(Records for the exercise):
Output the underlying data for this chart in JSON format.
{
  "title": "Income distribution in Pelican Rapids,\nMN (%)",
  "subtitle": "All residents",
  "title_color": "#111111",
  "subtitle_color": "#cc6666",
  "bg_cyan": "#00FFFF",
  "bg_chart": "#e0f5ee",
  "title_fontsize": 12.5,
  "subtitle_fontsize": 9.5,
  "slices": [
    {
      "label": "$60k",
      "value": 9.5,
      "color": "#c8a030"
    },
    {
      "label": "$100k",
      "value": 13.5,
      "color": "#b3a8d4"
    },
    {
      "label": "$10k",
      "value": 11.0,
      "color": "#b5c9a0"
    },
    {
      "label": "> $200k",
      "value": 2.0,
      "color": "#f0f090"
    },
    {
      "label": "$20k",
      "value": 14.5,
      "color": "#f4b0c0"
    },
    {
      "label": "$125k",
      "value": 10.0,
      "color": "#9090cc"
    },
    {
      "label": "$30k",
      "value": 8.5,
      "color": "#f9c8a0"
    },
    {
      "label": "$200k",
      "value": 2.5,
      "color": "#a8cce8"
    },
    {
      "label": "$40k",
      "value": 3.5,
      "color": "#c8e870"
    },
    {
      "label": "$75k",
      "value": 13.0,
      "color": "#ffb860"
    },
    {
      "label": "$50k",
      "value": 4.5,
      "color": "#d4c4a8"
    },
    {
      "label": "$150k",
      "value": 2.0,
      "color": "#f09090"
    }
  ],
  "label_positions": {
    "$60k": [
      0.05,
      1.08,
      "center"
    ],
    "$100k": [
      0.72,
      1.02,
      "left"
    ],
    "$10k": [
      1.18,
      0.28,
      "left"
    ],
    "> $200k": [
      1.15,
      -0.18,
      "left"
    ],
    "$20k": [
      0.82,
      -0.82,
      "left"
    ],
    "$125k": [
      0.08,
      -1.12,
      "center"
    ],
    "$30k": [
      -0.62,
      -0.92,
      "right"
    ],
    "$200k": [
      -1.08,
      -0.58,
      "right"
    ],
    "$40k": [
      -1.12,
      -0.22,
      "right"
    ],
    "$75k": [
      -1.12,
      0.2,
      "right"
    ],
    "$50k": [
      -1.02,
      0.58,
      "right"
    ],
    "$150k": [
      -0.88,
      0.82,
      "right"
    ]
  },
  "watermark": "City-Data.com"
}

(Objective): Go through the records and print each one exactly.

(Output below):
Output the underlying data for this chart in JSON format.
{
  "title": "Income distribution in Pelican Rapids,\nMN (%)",
  "subtitle": "All residents",
  "title_color": "#111111",
  "subtitle_color": "#cc6666",
  "bg_cyan": "#00FFFF",
  "bg_chart": "#e0f5ee",
  "title_fontsize": 12.5,
  "subtitle_fontsize": 9.5,
  "slices": [
    {
      "label": "$60k",
      "value": 9.5,
      "color": "#c8a030"
    },
    {
      "label": "$100k",
      "value": 13.5,
      "color": "#b3a8d4"
    },
    {
      "label": "$10k",
      "value": 11.0,
      "color": "#b5c9a0"
    },
    {
      "label": "> $200k",
      "value": 2.0,
      "color": "#f0f090"
    },
    {
      "label": "$20k",
      "value": 14.5,
      "color": "#f4b0c0"
    },
    {
      "label": "$125k",
      "value": 10.0,
      "color": "#9090cc"
    },
    {
      "label": "$30k",
      "value": 8.5,
      "color": "#f9c8a0"
    },
    {
      "label": "$200k",
      "value": 2.5,
      "color": "#a8cce8"
    },
    {
      "label": "$40k",
      "value": 3.5,
      "color": "#c8e870"
    },
    {
      "label": "$75k",
      "value": 13.0,
      "color": "#ffb860"
    },
    {
      "label": "$50k",
      "value": 4.5,
      "color": "#d4c4a8"
    },
    {
      "label": "$150k",
      "value": 2.0,
      "color": "#f09090"
    }
  ],
  "label_positions": {
    "$60k": [
      0.05,
      1.08,
      "center"
    ],
    "$100k": [
      0.72,
      1.02,
      "left"
    ],
    "$10k": [
      1.18,
      0.28,
      "left"
    ],
    "> $200k": [
      1.15,
      -0.18,
      "left"
    ],
    "$20k": [
      0.82,
      -0.82,
      "left"
    ],
    "$125k": [
      0.08,
      -1.12,
      "center"
    ],
    "$30k": [
      -0.62,
      -0.92,
      "right"
    ],
    "$200k": [
      -1.08,
      -0.58,
      "right"
    ],
    "$40k": [
      -1.12,
      -0.22,
      "right"
    ],
    "$75k": [
      -1.12,
      0.2,
      "right"
    ],
    "$50k": [
      -1.02,
      0.58,
      "right"
    ],
    "$150k": [
      -0.88,
      0.82,
      "right"
    ]
  },
  "watermark": "City-Data.com"
}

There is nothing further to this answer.